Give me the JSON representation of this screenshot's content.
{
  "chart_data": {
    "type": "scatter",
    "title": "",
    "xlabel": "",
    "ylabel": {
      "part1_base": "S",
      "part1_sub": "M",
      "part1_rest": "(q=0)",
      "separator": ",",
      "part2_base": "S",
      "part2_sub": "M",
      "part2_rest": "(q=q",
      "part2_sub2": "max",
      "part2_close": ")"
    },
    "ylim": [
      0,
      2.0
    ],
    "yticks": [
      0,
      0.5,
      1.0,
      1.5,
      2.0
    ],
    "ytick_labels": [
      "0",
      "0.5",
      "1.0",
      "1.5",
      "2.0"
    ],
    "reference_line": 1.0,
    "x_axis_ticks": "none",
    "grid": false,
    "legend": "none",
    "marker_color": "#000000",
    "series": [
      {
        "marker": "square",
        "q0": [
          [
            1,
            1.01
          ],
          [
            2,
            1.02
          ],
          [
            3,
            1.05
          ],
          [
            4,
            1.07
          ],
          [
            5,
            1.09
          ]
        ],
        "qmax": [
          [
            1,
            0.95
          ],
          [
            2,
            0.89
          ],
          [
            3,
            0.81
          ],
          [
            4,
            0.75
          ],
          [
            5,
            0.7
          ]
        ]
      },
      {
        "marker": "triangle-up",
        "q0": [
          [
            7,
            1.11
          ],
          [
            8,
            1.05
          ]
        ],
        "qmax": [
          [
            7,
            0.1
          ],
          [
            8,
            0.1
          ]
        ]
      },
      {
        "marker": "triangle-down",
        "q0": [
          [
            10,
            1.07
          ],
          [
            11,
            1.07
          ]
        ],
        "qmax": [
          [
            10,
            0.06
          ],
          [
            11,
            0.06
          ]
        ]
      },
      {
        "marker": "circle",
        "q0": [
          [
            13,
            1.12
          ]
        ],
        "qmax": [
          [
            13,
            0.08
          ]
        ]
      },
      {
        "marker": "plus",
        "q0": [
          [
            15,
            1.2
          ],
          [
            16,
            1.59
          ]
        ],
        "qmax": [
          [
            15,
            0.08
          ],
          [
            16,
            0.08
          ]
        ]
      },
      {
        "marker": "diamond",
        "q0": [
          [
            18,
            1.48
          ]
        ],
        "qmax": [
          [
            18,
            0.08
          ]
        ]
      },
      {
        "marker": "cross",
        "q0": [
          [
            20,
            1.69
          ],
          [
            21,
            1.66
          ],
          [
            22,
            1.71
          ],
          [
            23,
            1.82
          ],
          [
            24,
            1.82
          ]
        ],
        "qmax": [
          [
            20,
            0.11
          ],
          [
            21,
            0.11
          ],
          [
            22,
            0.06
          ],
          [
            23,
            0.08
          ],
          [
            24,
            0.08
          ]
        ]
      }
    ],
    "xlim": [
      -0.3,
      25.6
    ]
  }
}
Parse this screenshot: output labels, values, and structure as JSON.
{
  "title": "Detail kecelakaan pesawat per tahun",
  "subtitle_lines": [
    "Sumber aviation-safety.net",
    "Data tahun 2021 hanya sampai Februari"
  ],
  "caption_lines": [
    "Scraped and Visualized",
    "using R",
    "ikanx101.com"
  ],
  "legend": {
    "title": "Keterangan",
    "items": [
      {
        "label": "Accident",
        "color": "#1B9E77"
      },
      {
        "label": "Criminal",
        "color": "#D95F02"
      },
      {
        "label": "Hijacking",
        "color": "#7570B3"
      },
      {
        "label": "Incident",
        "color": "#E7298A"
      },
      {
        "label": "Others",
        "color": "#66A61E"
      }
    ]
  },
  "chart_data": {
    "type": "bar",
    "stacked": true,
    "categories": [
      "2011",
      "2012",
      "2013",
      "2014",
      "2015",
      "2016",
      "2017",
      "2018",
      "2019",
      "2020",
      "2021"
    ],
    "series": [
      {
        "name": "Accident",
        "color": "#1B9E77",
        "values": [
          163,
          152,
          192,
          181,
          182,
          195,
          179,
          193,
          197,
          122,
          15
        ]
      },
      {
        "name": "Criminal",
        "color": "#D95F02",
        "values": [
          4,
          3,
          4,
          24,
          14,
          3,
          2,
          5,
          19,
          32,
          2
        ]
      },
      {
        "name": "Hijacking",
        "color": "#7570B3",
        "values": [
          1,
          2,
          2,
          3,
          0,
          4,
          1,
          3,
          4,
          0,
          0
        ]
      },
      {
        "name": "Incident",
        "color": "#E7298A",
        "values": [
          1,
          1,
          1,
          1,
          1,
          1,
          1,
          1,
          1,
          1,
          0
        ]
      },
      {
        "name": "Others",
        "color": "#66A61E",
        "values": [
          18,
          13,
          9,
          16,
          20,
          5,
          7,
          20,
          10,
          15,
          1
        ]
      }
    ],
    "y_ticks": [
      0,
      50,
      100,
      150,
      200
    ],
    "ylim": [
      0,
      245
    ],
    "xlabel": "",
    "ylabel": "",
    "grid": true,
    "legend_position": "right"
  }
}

::::

# WHAT IS NEEDED
Your task is to print all of the records exactly.

# WRITTEN ANSWER
Give me the JSON representation of this screenshot's content.
{
  "chart_data": {
    "type": "scatter",
    "title": "",
    "xlabel": "",
    "ylabel": {
      "part1_base": "S",
      "part1_sub": "M",
      "part1_rest": "(q=0)",
      "separator": ",",
      "part2_base": "S",
      "part2_sub": "M",
      "part2_rest": "(q=q",
      "part2_sub2": "max",
      "part2_close": ")"
    },
    "ylim": [
      0,
      2.0
    ],
    "yticks": [
      0,
      0.5,
      1.0,
      1.5,
      2.0
    ],
    "ytick_labels": [
      "0",
      "0.5",
      "1.0",
      "1.5",
      "2.0"
    ],
    "reference_line": 1.0,
    "x_axis_ticks": "none",
    "grid": false,
    "legend": "none",
    "marker_color": "#000000",
    "series": [
      {
        "marker": "square",
        "q0": [
          [
            1,
            1.01
          ],
          [
            2,
            1.02
          ],
          [
            3,
            1.05
          ],
          [
            4,
            1.07
          ],
          [
            5,
            1.09
          ]
        ],
        "qmax": [
          [
            1,
            0.95
          ],
          [
            2,
            0.89
          ],
          [
            3,
            0.81
          ],
          [
            4,
            0.75
          ],
          [
            5,
            0.7
          ]
        ]
      },
      {
        "marker": "triangle-up",
        "q0": [
          [
            7,
            1.11
          ],
          [
            8,
            1.05
          ]
        ],
        "qmax": [
          [
            7,
            0.1
          ],
          [
            8,
            0.1
          ]
        ]
      },
      {
        "marker": "triangle-down",
        "q0": [
          [
            10,
            1.07
          ],
          [
            11,
            1.07
          ]
        ],
        "qmax": [
          [
            10,
            0.06
          ],
          [
            11,
            0.06
          ]
        ]
      },
      {
        "marker": "circle",
        "q0": [
          [
            13,
            1.12
          ]
        ],
        "qmax": [
          [
            13,
            0.08
          ]
        ]
      },
      {
        "marker": "plus",
        "q0": [
          [
            15,
            1.2
          ],
          [
            16,
            1.59
          ]
        ],
        "qmax": [
          [
            15,
            0.08
          ],
          [
            16,
            0.08
          ]
        ]
      },
      {
        "marker": "diamond",
        "q0": [
          [
            18,
            1.48
          ]
        ],
        "qmax": [
          [
            18,
            0.08
          ]
        ]
      },
      {
        "marker": "cross",
        "q0": [
          [
            20,
            1.69
          ],
          [
            21,
            1.66
          ],
          [
            22,
            1.71
          ],
          [
            23,
            1.82
          ],
          [
            24,
            1.82
          ]
        ],
        "qmax": [
          [
            20,
            0.11
          ],
          [
            21,
            0.11
          ],
          [
            22,
            0.06
          ],
          [
            23,
            0.08
          ],
          [
            24,
            0.08
          ]
        ]
      }
    ],
    "xlim": [
      -0.3,
      25.6
    ]
  }
}
Parse this screenshot: output labels, values, and structure as JSON.
{
  "title": "Detail kecelakaan pesawat per tahun",
  "subtitle_lines": [
    "Sumber aviation-safety.net",
    "Data tahun 2021 hanya sampai Februari"
  ],
  "caption_lines": [
    "Scraped and Visualized",
    "using R",
    "ikanx101.com"
  ],
  "legend": {
    "title": "Keterangan",
    "items": [
      {
        "label": "Accident",
        "color": "#1B9E77"
      },
      {
        "label": "Criminal",
        "color": "#D95F02"
      },
      {
        "label": "Hijacking",
        "color": "#7570B3"
      },
      {
        "label": "Incident",
        "color": "#E7298A"
      },
      {
        "label": "Others",
        "color": "#66A61E"
      }
    ]
  },
  "chart_data": {
    "type": "bar",
    "stacked": true,
    "categories": [
      "2011",
      "2012",
      "2013",
      "2014",
      "2015",
      "2016",
      "2017",
      "2018",
      "2019",
      "2020",
      "2021"
    ],
    "series": [
      {
        "name": "Accident",
        "color": "#1B9E77",
        "values": [
          163,
          152,
          192,
          181,
          182,
          195,
          179,
          193,
          197,
          122,
          15
        ]
      },
      {
        "name": "Criminal",
        "color": "#D95F02",
        "values": [
          4,
          3,
          4,
          24,
          14,
          3,
          2,
          5,
          19,
          32,
          2
        ]
      },
      {
        "name": "Hijacking",
        "color": "#7570B3",
        "values": [
          1,
          2,
          2,
          3,
          0,
          4,
          1,
          3,
          4,
          0,
          0
        ]
      },
      {
        "name": "Incident",
        "color": "#E7298A",
        "values": [
          1,
          1,
          1,
          1,
          1,
          1,
          1,
          1,
          1,
          1,
          0
        ]
      },
      {
        "name": "Others",
        "color": "#66A61E",
        "values": [
          18,
          13,
          9,
          16,
          20,
          5,
          7,
          20,
          10,
          15,
          1
        ]
      }
    ],
    "y_ticks": [
      0,
      50,
      100,
      150,
      200
    ],
    "ylim": [
      0,
      245
    ],
    "xlabel": "",
    "ylabel": "",
    "grid": true,
    "legend_position": "right"
  }
}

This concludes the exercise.